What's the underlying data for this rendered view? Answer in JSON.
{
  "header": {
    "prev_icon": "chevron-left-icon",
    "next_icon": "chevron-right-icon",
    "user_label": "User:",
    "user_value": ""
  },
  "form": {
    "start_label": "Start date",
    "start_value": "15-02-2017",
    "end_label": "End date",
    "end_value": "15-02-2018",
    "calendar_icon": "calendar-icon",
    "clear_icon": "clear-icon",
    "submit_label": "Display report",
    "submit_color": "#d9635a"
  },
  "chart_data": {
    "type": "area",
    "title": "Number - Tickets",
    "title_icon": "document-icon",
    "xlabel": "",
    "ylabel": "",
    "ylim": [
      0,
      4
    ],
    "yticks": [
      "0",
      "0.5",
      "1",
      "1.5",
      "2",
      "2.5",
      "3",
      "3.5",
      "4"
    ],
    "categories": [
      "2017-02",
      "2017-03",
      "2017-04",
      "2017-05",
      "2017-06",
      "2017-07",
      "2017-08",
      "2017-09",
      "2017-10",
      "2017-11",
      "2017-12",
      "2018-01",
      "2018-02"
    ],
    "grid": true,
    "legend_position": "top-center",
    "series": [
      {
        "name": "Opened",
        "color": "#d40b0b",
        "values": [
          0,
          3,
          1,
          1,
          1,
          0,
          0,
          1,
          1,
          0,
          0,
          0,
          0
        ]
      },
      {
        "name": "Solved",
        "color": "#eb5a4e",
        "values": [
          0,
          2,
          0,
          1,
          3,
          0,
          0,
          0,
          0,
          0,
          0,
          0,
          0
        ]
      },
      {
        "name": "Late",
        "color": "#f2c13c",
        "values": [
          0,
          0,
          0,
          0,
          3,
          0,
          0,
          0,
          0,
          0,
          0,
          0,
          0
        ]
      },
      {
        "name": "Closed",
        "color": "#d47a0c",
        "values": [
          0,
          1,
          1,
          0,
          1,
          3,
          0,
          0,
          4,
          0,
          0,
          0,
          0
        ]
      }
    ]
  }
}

...

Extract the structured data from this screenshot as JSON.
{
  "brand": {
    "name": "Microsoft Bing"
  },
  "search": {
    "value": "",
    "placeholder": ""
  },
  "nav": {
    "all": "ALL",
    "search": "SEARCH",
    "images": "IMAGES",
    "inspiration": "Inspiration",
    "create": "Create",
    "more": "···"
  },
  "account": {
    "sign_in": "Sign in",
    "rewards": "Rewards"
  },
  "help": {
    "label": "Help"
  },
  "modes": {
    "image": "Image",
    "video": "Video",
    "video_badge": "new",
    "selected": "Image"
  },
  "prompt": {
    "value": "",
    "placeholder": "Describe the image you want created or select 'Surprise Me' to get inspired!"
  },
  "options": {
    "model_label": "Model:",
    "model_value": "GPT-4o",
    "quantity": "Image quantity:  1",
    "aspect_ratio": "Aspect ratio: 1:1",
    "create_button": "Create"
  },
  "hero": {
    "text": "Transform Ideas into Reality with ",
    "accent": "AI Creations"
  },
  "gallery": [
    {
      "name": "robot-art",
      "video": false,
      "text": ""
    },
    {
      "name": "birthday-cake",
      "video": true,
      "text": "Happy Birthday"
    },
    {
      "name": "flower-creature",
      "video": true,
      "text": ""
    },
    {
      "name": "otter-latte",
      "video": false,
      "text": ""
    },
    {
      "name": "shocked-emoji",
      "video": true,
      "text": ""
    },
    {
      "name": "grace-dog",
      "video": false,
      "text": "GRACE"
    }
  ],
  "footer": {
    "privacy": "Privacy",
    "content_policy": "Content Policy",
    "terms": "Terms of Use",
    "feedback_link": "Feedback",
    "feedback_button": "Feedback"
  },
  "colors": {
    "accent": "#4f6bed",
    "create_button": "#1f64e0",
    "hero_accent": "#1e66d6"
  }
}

Exercise aim
Which lines hold the word "name"? Copy each of them from the records.

Result of the exercise
        "name": "Opened",
        "name": "Solved",
        "name": "Late",
        "name": "Closed",
    "name": "Microsoft Bing"
      "name": "robot-art",
      "name": "birthday-cake",
      "name": "flower-creature",
      "name": "otter-latte",
      "name": "shocked-emoji",
      "name": "grace-dog",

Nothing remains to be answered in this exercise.